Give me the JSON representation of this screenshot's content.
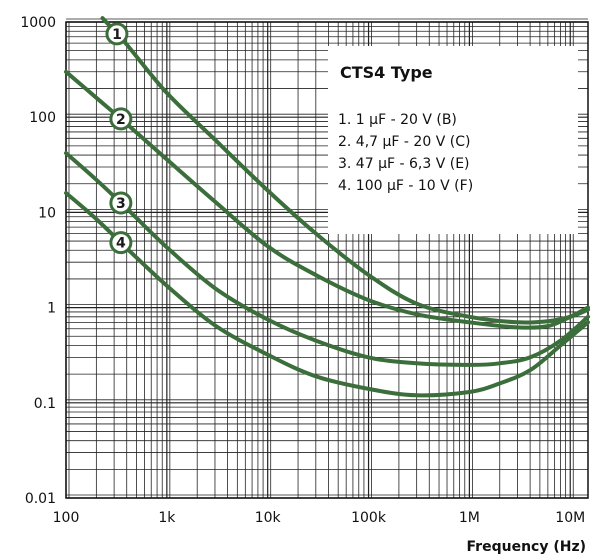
{
  "chart_data": {
    "type": "line",
    "title": "",
    "xlabel": "Frequency (Hz)",
    "ylabel": "",
    "x_scale": "log",
    "y_scale": "log",
    "xlim": [
      100,
      15000000
    ],
    "ylim": [
      0.01,
      1000
    ],
    "x_ticks": [
      {
        "value": 100,
        "label": "100"
      },
      {
        "value": 1000,
        "label": "1k"
      },
      {
        "value": 10000,
        "label": "10k"
      },
      {
        "value": 100000,
        "label": "100k"
      },
      {
        "value": 1000000,
        "label": "1M"
      },
      {
        "value": 10000000,
        "label": "10M"
      }
    ],
    "y_ticks": [
      {
        "value": 0.01,
        "label": "0.01"
      },
      {
        "value": 0.1,
        "label": "0.1"
      },
      {
        "value": 1,
        "label": "1"
      },
      {
        "value": 10,
        "label": "10"
      },
      {
        "value": 100,
        "label": "100"
      },
      {
        "value": 1000,
        "label": "1000"
      }
    ],
    "grid": true,
    "line_color": "#3b6e3b",
    "legend": {
      "placement": "top-right",
      "title": "CTS4 Type",
      "items": [
        "1.    1 µF - 20 V (B)",
        "2.  4,7 µF - 20 V (C)",
        "3.  47 µF - 6,3 V (E)",
        "4. 100 µF - 10 V (F)"
      ]
    },
    "series": [
      {
        "marker": "1",
        "marker_at": 320,
        "points": [
          [
            230,
            1100
          ],
          [
            400,
            580
          ],
          [
            1000,
            180
          ],
          [
            3000,
            58
          ],
          [
            10000,
            17
          ],
          [
            30000,
            6
          ],
          [
            100000,
            2.2
          ],
          [
            300000,
            1.1
          ],
          [
            1000000,
            0.8
          ],
          [
            3000000,
            0.7
          ],
          [
            6000000,
            0.72
          ],
          [
            10000000,
            0.8
          ],
          [
            15000000,
            0.95
          ]
        ]
      },
      {
        "marker": "2",
        "marker_at": 350,
        "points": [
          [
            100,
            300
          ],
          [
            200,
            160
          ],
          [
            400,
            85
          ],
          [
            1000,
            36
          ],
          [
            3000,
            13
          ],
          [
            10000,
            4.4
          ],
          [
            30000,
            2.2
          ],
          [
            100000,
            1.2
          ],
          [
            300000,
            0.85
          ],
          [
            1000000,
            0.7
          ],
          [
            3000000,
            0.62
          ],
          [
            6000000,
            0.64
          ],
          [
            10000000,
            0.8
          ],
          [
            15000000,
            1.0
          ]
        ]
      },
      {
        "marker": "3",
        "marker_at": 350,
        "points": [
          [
            100,
            42
          ],
          [
            200,
            22
          ],
          [
            400,
            11
          ],
          [
            1000,
            4.3
          ],
          [
            3000,
            1.6
          ],
          [
            10000,
            0.75
          ],
          [
            30000,
            0.45
          ],
          [
            100000,
            0.3
          ],
          [
            300000,
            0.26
          ],
          [
            1000000,
            0.25
          ],
          [
            2000000,
            0.26
          ],
          [
            4000000,
            0.3
          ],
          [
            8000000,
            0.45
          ],
          [
            15000000,
            0.8
          ]
        ]
      },
      {
        "marker": "4",
        "marker_at": 350,
        "points": [
          [
            100,
            16
          ],
          [
            200,
            8.5
          ],
          [
            400,
            4.2
          ],
          [
            1000,
            1.7
          ],
          [
            3000,
            0.65
          ],
          [
            10000,
            0.32
          ],
          [
            30000,
            0.19
          ],
          [
            100000,
            0.14
          ],
          [
            300000,
            0.12
          ],
          [
            1000000,
            0.13
          ],
          [
            2000000,
            0.16
          ],
          [
            4000000,
            0.22
          ],
          [
            8000000,
            0.4
          ],
          [
            15000000,
            0.7
          ]
        ]
      }
    ]
  }
}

## Your task
Reproduce all entries without any change, and omit the pictures.

## Exercise solution
Give me the JSON representation of this screenshot's content.
{
  "chart_data": {
    "type": "line",
    "title": "",
    "xlabel": "Frequency (Hz)",
    "ylabel": "",
    "x_scale": "log",
    "y_scale": "log",
    "xlim": [
      100,
      15000000
    ],
    "ylim": [
      0.01,
      1000
    ],
    "x_ticks": [
      {
        "value": 100,
        "label": "100"
      },
      {
        "value": 1000,
        "label": "1k"
      },
      {
        "value": 10000,
        "label": "10k"
      },
      {
        "value": 100000,
        "label": "100k"
      },
      {
        "value": 1000000,
        "label": "1M"
      },
      {
        "value": 10000000,
        "label": "10M"
      }
    ],
    "y_ticks": [
      {
        "value": 0.01,
        "label": "0.01"
      },
      {
        "value": 0.1,
        "label": "0.1"
      },
      {
        "value": 1,
        "label": "1"
      },
      {
        "value": 10,
        "label": "10"
      },
      {
        "value": 100,
        "label": "100"
      },
      {
        "value": 1000,
        "label": "1000"
      }
    ],
    "grid": true,
    "line_color": "#3b6e3b",
    "legend": {
      "placement": "top-right",
      "title": "CTS4 Type",
      "items": [
        "1.    1 µF - 20 V (B)",
        "2.  4,7 µF - 20 V (C)",
        "3.  47 µF - 6,3 V (E)",
        "4. 100 µF - 10 V (F)"
      ]
    },
    "series": [
      {
        "marker": "1",
        "marker_at": 320,
        "points": [
          [
            230,
            1100
          ],
          [
            400,
            580
          ],
          [
            1000,
            180
          ],
          [
            3000,
            58
          ],
          [
            10000,
            17
          ],
          [
            30000,
            6
          ],
          [
            100000,
            2.2
          ],
          [
            300000,
            1.1
          ],
          [
            1000000,
            0.8
          ],
          [
            3000000,
            0.7
          ],
          [
            6000000,
            0.72
          ],
          [
            10000000,
            0.8
          ],
          [
            15000000,
            0.95
          ]
        ]
      },
      {
        "marker": "2",
        "marker_at": 350,
        "points": [
          [
            100,
            300
          ],
          [
            200,
            160
          ],
          [
            400,
            85
          ],
          [
            1000,
            36
          ],
          [
            3000,
            13
          ],
          [
            10000,
            4.4
          ],
          [
            30000,
            2.2
          ],
          [
            100000,
            1.2
          ],
          [
            300000,
            0.85
          ],
          [
            1000000,
            0.7
          ],
          [
            3000000,
            0.62
          ],
          [
            6000000,
            0.64
          ],
          [
            10000000,
            0.8
          ],
          [
            15000000,
            1.0
          ]
        ]
      },
      {
        "marker": "3",
        "marker_at": 350,
        "points": [
          [
            100,
            42
          ],
          [
            200,
            22
          ],
          [
            400,
            11
          ],
          [
            1000,
            4.3
          ],
          [
            3000,
            1.6
          ],
          [
            10000,
            0.75
          ],
          [
            30000,
            0.45
          ],
          [
            100000,
            0.3
          ],
          [
            300000,
            0.26
          ],
          [
            1000000,
            0.25
          ],
          [
            2000000,
            0.26
          ],
          [
            4000000,
            0.3
          ],
          [
            8000000,
            0.45
          ],
          [
            15000000,
            0.8
          ]
        ]
      },
      {
        "marker": "4",
        "marker_at": 350,
        "points": [
          [
            100,
            16
          ],
          [
            200,
            8.5
          ],
          [
            400,
            4.2
          ],
          [
            1000,
            1.7
          ],
          [
            3000,
            0.65
          ],
          [
            10000,
            0.32
          ],
          [
            30000,
            0.19
          ],
          [
            100000,
            0.14
          ],
          [
            300000,
            0.12
          ],
          [
            1000000,
            0.13
          ],
          [
            2000000,
            0.16
          ],
          [
            4000000,
            0.22
          ],
          [
            8000000,
            0.4
          ],
          [
            15000000,
            0.7
          ]
        ]
      }
    ]
  }
}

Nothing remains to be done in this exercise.